Work required
Determine how many lines hold "внебюджетные" and give only that number.

Supplied data
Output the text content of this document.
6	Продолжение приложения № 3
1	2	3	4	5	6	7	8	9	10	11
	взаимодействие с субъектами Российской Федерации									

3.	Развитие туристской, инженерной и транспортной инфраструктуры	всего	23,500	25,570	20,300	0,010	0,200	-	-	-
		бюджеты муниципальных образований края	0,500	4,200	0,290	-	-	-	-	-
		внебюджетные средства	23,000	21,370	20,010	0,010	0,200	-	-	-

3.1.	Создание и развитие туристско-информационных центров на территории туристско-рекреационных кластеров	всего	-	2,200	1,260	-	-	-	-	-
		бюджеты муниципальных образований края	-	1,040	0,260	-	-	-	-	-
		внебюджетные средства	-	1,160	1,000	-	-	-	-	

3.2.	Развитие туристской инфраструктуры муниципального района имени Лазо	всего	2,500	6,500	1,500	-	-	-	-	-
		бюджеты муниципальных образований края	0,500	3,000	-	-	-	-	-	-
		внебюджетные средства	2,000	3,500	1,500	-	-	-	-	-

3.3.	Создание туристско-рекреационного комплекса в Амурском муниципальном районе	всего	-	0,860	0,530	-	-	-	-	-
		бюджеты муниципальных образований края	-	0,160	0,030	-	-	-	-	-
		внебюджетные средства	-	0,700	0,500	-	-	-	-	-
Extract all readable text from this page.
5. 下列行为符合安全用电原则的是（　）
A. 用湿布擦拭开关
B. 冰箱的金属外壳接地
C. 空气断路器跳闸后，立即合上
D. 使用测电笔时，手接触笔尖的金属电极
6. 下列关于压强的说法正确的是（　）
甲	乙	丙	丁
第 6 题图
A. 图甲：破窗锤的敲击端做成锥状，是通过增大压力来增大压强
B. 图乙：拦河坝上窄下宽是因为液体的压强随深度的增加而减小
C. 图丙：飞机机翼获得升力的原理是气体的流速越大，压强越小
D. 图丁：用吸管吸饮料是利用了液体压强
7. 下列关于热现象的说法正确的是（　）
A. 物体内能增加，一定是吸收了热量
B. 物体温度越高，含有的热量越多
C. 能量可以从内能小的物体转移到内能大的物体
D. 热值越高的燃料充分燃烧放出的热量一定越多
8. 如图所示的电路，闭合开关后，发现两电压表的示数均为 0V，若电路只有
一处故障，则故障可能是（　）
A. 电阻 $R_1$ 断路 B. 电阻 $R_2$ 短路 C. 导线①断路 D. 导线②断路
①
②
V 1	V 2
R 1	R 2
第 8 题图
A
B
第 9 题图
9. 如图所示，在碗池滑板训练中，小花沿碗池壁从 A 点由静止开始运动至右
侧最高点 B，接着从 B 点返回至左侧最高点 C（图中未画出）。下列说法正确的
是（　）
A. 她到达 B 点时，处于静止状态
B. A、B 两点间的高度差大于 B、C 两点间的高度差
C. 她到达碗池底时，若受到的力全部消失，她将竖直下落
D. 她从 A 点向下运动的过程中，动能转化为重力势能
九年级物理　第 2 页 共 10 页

Written response
4